- **Given task**
Write out every single entry exactly.

- **Supplied entries**
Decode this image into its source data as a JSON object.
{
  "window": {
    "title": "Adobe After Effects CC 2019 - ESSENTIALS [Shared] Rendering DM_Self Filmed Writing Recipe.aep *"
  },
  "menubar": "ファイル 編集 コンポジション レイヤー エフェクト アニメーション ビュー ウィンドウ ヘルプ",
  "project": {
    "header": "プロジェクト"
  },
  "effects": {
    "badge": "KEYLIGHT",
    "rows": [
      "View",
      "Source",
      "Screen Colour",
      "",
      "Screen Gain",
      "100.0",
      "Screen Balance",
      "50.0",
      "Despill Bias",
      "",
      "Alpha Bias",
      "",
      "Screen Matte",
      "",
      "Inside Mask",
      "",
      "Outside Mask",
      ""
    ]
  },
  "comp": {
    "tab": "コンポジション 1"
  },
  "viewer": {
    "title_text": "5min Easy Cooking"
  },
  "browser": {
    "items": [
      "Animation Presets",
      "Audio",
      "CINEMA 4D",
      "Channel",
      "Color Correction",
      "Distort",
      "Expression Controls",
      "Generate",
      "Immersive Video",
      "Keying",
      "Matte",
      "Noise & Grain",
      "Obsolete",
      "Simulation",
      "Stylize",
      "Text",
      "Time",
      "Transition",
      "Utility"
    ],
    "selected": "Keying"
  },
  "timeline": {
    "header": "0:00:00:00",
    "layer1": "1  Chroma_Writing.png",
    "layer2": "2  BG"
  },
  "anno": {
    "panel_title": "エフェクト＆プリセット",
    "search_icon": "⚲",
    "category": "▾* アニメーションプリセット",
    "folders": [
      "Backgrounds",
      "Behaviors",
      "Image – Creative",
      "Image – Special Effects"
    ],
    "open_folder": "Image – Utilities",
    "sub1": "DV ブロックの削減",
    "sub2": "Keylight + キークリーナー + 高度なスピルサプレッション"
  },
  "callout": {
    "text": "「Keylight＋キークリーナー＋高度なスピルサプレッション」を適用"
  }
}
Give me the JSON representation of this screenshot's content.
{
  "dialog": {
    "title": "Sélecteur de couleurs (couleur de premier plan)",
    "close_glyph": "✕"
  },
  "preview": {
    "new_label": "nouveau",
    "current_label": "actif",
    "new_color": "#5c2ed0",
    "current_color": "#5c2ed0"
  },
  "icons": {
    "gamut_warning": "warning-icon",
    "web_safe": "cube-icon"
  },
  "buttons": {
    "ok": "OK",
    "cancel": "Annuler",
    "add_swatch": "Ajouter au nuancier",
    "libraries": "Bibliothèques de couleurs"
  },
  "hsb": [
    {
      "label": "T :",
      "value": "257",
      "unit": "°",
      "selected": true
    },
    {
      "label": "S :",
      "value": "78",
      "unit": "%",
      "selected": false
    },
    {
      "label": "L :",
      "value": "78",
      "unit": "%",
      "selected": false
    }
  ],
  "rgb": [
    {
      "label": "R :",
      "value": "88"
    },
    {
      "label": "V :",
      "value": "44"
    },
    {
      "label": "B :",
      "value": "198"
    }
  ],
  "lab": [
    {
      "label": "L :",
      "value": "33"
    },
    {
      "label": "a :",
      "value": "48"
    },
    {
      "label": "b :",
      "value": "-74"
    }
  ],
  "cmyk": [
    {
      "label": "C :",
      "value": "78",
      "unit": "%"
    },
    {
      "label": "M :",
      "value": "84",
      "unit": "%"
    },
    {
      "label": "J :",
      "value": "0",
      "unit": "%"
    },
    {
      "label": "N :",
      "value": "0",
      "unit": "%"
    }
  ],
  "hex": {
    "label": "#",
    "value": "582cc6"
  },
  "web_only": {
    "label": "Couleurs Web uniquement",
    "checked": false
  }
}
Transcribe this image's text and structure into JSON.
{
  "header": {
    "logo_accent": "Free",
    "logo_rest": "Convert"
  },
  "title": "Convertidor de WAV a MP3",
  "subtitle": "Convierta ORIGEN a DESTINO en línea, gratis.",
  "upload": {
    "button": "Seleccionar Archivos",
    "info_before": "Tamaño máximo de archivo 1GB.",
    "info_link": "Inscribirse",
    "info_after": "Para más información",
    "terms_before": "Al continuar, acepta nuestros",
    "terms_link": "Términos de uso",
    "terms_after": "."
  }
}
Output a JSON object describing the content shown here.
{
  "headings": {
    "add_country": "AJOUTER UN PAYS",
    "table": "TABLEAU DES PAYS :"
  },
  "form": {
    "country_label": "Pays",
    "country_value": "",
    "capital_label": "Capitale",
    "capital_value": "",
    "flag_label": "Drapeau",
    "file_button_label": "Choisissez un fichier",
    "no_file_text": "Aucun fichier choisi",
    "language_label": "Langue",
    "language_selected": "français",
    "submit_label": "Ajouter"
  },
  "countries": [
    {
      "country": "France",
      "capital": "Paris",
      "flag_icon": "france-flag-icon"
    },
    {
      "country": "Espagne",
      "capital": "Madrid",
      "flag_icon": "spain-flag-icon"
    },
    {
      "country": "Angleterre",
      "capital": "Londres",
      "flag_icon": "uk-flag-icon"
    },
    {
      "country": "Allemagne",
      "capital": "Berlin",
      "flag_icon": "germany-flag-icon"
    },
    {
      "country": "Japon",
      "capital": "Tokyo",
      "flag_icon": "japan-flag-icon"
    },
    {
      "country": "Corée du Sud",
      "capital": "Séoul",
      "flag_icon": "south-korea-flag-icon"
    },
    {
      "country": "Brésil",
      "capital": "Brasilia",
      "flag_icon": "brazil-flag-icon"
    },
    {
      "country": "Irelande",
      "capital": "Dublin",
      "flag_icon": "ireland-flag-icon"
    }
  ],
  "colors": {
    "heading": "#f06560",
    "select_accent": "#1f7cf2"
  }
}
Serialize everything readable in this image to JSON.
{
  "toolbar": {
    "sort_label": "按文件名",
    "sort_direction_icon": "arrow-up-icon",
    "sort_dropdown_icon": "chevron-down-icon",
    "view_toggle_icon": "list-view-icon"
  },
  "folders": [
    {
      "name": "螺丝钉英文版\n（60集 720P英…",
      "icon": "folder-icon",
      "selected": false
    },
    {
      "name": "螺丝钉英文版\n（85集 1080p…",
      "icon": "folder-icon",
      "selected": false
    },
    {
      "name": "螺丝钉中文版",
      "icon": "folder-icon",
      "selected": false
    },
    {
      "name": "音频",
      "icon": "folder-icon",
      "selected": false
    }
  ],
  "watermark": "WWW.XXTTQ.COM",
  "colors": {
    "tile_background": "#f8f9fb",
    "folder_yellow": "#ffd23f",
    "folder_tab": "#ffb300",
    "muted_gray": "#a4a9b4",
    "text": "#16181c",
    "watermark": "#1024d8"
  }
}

- **Exercise solution**
Decode this image into its source data as a JSON object.
{
  "window": {
    "title": "Adobe After Effects CC 2019 - ESSENTIALS [Shared] Rendering DM_Self Filmed Writing Recipe.aep *"
  },
  "menubar": "ファイル 編集 コンポジション レイヤー エフェクト アニメーション ビュー ウィンドウ ヘルプ",
  "project": {
    "header": "プロジェクト"
  },
  "effects": {
    "badge": "KEYLIGHT",
    "rows": [
      "View",
      "Source",
      "Screen Colour",
      "",
      "Screen Gain",
      "100.0",
      "Screen Balance",
      "50.0",
      "Despill Bias",
      "",
      "Alpha Bias",
      "",
      "Screen Matte",
      "",
      "Inside Mask",
      "",
      "Outside Mask",
      ""
    ]
  },
  "comp": {
    "tab": "コンポジション 1"
  },
  "viewer": {
    "title_text": "5min Easy Cooking"
  },
  "browser": {
    "items": [
      "Animation Presets",
      "Audio",
      "CINEMA 4D",
      "Channel",
      "Color Correction",
      "Distort",
      "Expression Controls",
      "Generate",
      "Immersive Video",
      "Keying",
      "Matte",
      "Noise & Grain",
      "Obsolete",
      "Simulation",
      "Stylize",
      "Text",
      "Time",
      "Transition",
      "Utility"
    ],
    "selected": "Keying"
  },
  "timeline": {
    "header": "0:00:00:00",
    "layer1": "1  Chroma_Writing.png",
    "layer2": "2  BG"
  },
  "anno": {
    "panel_title": "エフェクト＆プリセット",
    "search_icon": "⚲",
    "category": "▾* アニメーションプリセット",
    "folders": [
      "Backgrounds",
      "Behaviors",
      "Image – Creative",
      "Image – Special Effects"
    ],
    "open_folder": "Image – Utilities",
    "sub1": "DV ブロックの削減",
    "sub2": "Keylight + キークリーナー + 高度なスピルサプレッション"
  },
  "callout": {
    "text": "「Keylight＋キークリーナー＋高度なスピルサプレッション」を適用"
  }
}
Give me the JSON representation of this screenshot's content.
{
  "dialog": {
    "title": "Sélecteur de couleurs (couleur de premier plan)",
    "close_glyph": "✕"
  },
  "preview": {
    "new_label": "nouveau",
    "current_label": "actif",
    "new_color": "#5c2ed0",
    "current_color": "#5c2ed0"
  },
  "icons": {
    "gamut_warning": "warning-icon",
    "web_safe": "cube-icon"
  },
  "buttons": {
    "ok": "OK",
    "cancel": "Annuler",
    "add_swatch": "Ajouter au nuancier",
    "libraries": "Bibliothèques de couleurs"
  },
  "hsb": [
    {
      "label": "T :",
      "value": "257",
      "unit": "°",
      "selected": true
    },
    {
      "label": "S :",
      "value": "78",
      "unit": "%",
      "selected": false
    },
    {
      "label": "L :",
      "value": "78",
      "unit": "%",
      "selected": false
    }
  ],
  "rgb": [
    {
      "label": "R :",
      "value": "88"
    },
    {
      "label": "V :",
      "value": "44"
    },
    {
      "label": "B :",
      "value": "198"
    }
  ],
  "lab": [
    {
      "label": "L :",
      "value": "33"
    },
    {
      "label": "a :",
      "value": "48"
    },
    {
      "label": "b :",
      "value": "-74"
    }
  ],
  "cmyk": [
    {
      "label": "C :",
      "value": "78",
      "unit": "%"
    },
    {
      "label": "M :",
      "value": "84",
      "unit": "%"
    },
    {
      "label": "J :",
      "value": "0",
      "unit": "%"
    },
    {
      "label": "N :",
      "value": "0",
      "unit": "%"
    }
  ],
  "hex": {
    "label": "#",
    "value": "582cc6"
  },
  "web_only": {
    "label": "Couleurs Web uniquement",
    "checked": false
  }
}
Transcribe this image's text and structure into JSON.
{
  "header": {
    "logo_accent": "Free",
    "logo_rest": "Convert"
  },
  "title": "Convertidor de WAV a MP3",
  "subtitle": "Convierta ORIGEN a DESTINO en línea, gratis.",
  "upload": {
    "button": "Seleccionar Archivos",
    "info_before": "Tamaño máximo de archivo 1GB.",
    "info_link": "Inscribirse",
    "info_after": "Para más información",
    "terms_before": "Al continuar, acepta nuestros",
    "terms_link": "Términos de uso",
    "terms_after": "."
  }
}
Output a JSON object describing the content shown here.
{
  "headings": {
    "add_country": "AJOUTER UN PAYS",
    "table": "TABLEAU DES PAYS :"
  },
  "form": {
    "country_label": "Pays",
    "country_value": "",
    "capital_label": "Capitale",
    "capital_value": "",
    "flag_label": "Drapeau",
    "file_button_label": "Choisissez un fichier",
    "no_file_text": "Aucun fichier choisi",
    "language_label": "Langue",
    "language_selected": "français",
    "submit_label": "Ajouter"
  },
  "countries": [
    {
      "country": "France",
      "capital": "Paris",
      "flag_icon": "france-flag-icon"
    },
    {
      "country": "Espagne",
      "capital": "Madrid",
      "flag_icon": "spain-flag-icon"
    },
    {
      "country": "Angleterre",
      "capital": "Londres",
      "flag_icon": "uk-flag-icon"
    },
    {
      "country": "Allemagne",
      "capital": "Berlin",
      "flag_icon": "germany-flag-icon"
    },
    {
      "country": "Japon",
      "capital": "Tokyo",
      "flag_icon": "japan-flag-icon"
    },
    {
      "country": "Corée du Sud",
      "capital": "Séoul",
      "flag_icon": "south-korea-flag-icon"
    },
    {
      "country": "Brésil",
      "capital": "Brasilia",
      "flag_icon": "brazil-flag-icon"
    },
    {
      "country": "Irelande",
      "capital": "Dublin",
      "flag_icon": "ireland-flag-icon"
    }
  ],
  "colors": {
    "heading": "#f06560",
    "select_accent": "#1f7cf2"
  }
}
Serialize everything readable in this image to JSON.
{
  "toolbar": {
    "sort_label": "按文件名",
    "sort_direction_icon": "arrow-up-icon",
    "sort_dropdown_icon": "chevron-down-icon",
    "view_toggle_icon": "list-view-icon"
  },
  "folders": [
    {
      "name": "螺丝钉英文版\n（60集 720P英…",
      "icon": "folder-icon",
      "selected": false
    },
    {
      "name": "螺丝钉英文版\n（85集 1080p…",
      "icon": "folder-icon",
      "selected": false
    },
    {
      "name": "螺丝钉中文版",
      "icon": "folder-icon",
      "selected": false
    },
    {
      "name": "音频",
      "icon": "folder-icon",
      "selected": false
    }
  ],
  "watermark": "WWW.XXTTQ.COM",
  "colors": {
    "tile_background": "#f8f9fb",
    "folder_yellow": "#ffd23f",
    "folder_tab": "#ffb300",
    "muted_gray": "#a4a9b4",
    "text": "#16181c",
    "watermark": "#1024d8"
  }
}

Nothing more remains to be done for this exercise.